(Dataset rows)
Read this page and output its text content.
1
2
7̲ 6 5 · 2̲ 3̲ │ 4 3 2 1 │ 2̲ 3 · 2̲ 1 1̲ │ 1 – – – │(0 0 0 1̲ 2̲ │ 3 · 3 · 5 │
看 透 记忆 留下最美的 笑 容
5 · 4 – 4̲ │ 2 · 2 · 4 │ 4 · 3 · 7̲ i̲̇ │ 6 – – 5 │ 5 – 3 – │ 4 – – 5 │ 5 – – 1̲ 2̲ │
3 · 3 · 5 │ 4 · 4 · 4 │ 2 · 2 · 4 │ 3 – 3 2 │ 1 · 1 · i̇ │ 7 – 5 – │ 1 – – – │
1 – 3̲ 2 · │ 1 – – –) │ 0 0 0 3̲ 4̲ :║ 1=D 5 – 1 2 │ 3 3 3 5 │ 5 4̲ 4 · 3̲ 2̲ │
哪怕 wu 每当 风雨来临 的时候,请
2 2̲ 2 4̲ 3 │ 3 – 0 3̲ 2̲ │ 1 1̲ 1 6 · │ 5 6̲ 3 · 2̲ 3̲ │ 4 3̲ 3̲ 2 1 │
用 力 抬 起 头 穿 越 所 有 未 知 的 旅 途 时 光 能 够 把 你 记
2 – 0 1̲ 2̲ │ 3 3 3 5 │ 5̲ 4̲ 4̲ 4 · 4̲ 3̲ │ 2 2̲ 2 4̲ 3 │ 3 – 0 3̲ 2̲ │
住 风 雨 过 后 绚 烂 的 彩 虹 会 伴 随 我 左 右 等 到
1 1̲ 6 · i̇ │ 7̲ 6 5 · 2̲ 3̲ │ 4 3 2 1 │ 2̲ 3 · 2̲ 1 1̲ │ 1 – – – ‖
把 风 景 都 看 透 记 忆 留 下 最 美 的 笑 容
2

What is expected: Exactly reproduce every line of the records.

Result for this exercise:
Read this page and output its text content.
1
2
7̲ 6 5 · 2̲ 3̲ │ 4 3 2 1 │ 2̲ 3 · 2̲ 1 1̲ │ 1 – – – │(0 0 0 1̲ 2̲ │ 3 · 3 · 5 │
看 透 记忆 留下最美的 笑 容
5 · 4 – 4̲ │ 2 · 2 · 4 │ 4 · 3 · 7̲ i̲̇ │ 6 – – 5 │ 5 – 3 – │ 4 – – 5 │ 5 – – 1̲ 2̲ │
3 · 3 · 5 │ 4 · 4 · 4 │ 2 · 2 · 4 │ 3 – 3 2 │ 1 · 1 · i̇ │ 7 – 5 – │ 1 – – – │
1 – 3̲ 2 · │ 1 – – –) │ 0 0 0 3̲ 4̲ :║ 1=D 5 – 1 2 │ 3 3 3 5 │ 5 4̲ 4 · 3̲ 2̲ │
哪怕 wu 每当 风雨来临 的时候,请
2 2̲ 2 4̲ 3 │ 3 – 0 3̲ 2̲ │ 1 1̲ 1 6 · │ 5 6̲ 3 · 2̲ 3̲ │ 4 3̲ 3̲ 2 1 │
用 力 抬 起 头 穿 越 所 有 未 知 的 旅 途 时 光 能 够 把 你 记
2 – 0 1̲ 2̲ │ 3 3 3 5 │ 5̲ 4̲ 4̲ 4 · 4̲ 3̲ │ 2 2̲ 2 4̲ 3 │ 3 – 0 3̲ 2̲ │
住 风 雨 过 后 绚 烂 的 彩 虹 会 伴 随 我 左 右 等 到
1 1̲ 6 · i̇ │ 7̲ 6 5 · 2̲ 3̲ │ 4 3 2 1 │ 2̲ 3 · 2̲ 1 1̲ │ 1 – – – ‖
把 风 景 都 看 透 记 忆 留 下 最 美 的 笑 容
2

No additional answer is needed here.